Brief:
From the records below, extract all the text exactly and leave the images behind.

Items:
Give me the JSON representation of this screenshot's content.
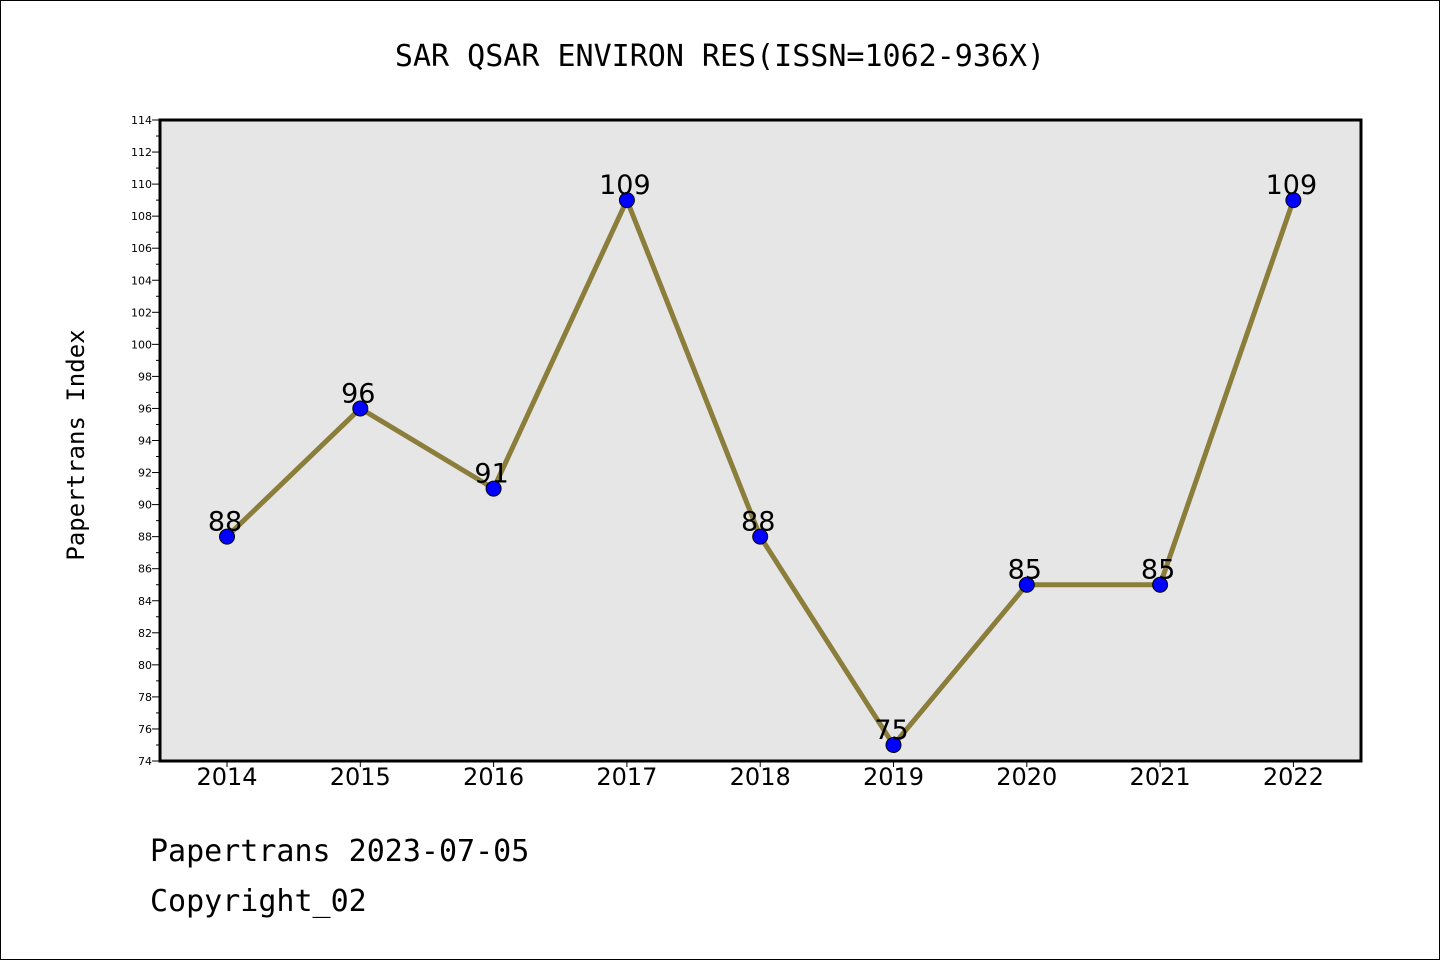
{
  "chart_data": {
    "type": "line",
    "title": "SAR QSAR ENVIRON RES(ISSN=1062-936X)",
    "xlabel": "",
    "ylabel": "Papertrans Index",
    "categories": [
      "2014",
      "2015",
      "2016",
      "2017",
      "2018",
      "2019",
      "2020",
      "2021",
      "2022"
    ],
    "series": [
      {
        "name": "Papertrans Index",
        "values": [
          88,
          96,
          91,
          109,
          88,
          75,
          85,
          85,
          109
        ]
      }
    ],
    "ylim": [
      74,
      114
    ],
    "ytick_step": 2,
    "grid": false,
    "data_labels": true,
    "colors": {
      "line": "#8b7d3a",
      "marker": "#0000ff",
      "plot_bg": "#e6e6e6"
    }
  },
  "footer": {
    "date_text": "Papertrans 2023-07-05",
    "copyright_text": "Copyright_02"
  }
}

Task output:
Give me the JSON representation of this screenshot's content.
{
  "chart_data": {
    "type": "line",
    "title": "SAR QSAR ENVIRON RES(ISSN=1062-936X)",
    "xlabel": "",
    "ylabel": "Papertrans Index",
    "categories": [
      "2014",
      "2015",
      "2016",
      "2017",
      "2018",
      "2019",
      "2020",
      "2021",
      "2022"
    ],
    "series": [
      {
        "name": "Papertrans Index",
        "values": [
          88,
          96,
          91,
          109,
          88,
          75,
          85,
          85,
          109
        ]
      }
    ],
    "ylim": [
      74,
      114
    ],
    "ytick_step": 2,
    "grid": false,
    "data_labels": true,
    "colors": {
      "line": "#8b7d3a",
      "marker": "#0000ff",
      "plot_bg": "#e6e6e6"
    }
  },
  "footer": {
    "date_text": "Papertrans 2023-07-05",
    "copyright_text": "Copyright_02"
  }
}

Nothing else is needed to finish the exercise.